_Given task:_ Extract every line below that contains the word "результатов".

_The data:_
================================

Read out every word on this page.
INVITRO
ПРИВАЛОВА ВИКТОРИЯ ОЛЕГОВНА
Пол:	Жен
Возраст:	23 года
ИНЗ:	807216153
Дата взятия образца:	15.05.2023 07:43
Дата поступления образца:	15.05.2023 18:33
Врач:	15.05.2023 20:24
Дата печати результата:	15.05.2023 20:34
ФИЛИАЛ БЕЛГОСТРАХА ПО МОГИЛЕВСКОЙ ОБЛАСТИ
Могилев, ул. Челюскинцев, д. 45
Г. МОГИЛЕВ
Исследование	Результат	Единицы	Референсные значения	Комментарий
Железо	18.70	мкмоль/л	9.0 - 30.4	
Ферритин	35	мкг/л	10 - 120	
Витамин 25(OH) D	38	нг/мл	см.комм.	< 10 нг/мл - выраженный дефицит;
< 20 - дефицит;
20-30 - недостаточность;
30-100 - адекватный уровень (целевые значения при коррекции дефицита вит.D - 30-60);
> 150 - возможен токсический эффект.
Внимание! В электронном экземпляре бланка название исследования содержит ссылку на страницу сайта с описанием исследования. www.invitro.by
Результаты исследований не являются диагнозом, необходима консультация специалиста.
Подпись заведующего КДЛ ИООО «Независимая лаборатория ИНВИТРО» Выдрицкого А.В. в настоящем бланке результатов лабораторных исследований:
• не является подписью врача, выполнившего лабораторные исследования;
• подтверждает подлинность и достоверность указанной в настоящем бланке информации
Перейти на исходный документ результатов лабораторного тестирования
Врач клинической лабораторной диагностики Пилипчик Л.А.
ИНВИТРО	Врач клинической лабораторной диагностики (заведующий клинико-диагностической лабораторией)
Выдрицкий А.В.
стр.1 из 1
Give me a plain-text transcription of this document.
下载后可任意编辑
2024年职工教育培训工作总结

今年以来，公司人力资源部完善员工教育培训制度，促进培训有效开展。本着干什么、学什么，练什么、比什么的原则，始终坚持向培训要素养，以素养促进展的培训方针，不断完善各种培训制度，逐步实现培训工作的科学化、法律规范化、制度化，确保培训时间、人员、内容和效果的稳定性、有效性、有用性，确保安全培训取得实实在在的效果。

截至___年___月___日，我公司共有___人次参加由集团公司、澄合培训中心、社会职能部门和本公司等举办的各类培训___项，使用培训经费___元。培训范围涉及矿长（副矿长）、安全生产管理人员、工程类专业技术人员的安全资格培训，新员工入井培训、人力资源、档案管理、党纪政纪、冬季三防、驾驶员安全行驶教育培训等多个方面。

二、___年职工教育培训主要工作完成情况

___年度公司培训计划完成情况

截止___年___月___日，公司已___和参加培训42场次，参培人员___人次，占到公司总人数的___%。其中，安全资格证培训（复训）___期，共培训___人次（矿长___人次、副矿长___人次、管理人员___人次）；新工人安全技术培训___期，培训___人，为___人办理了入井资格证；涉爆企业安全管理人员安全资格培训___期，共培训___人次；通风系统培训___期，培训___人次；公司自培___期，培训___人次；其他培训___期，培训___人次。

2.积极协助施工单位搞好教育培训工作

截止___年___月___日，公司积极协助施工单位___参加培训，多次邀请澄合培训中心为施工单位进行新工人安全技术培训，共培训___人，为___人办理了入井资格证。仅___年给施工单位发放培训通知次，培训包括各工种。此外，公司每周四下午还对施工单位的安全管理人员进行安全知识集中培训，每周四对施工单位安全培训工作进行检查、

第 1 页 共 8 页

================================

_Complete response:_
Подпись заведующего КДЛ ИООО «Независимая лаборатория ИНВИТРО» Выдрицкого А.В. в настоящем бланке результатов лабораторных исследований:
Перейти на исходный документ результатов лабораторного тестирования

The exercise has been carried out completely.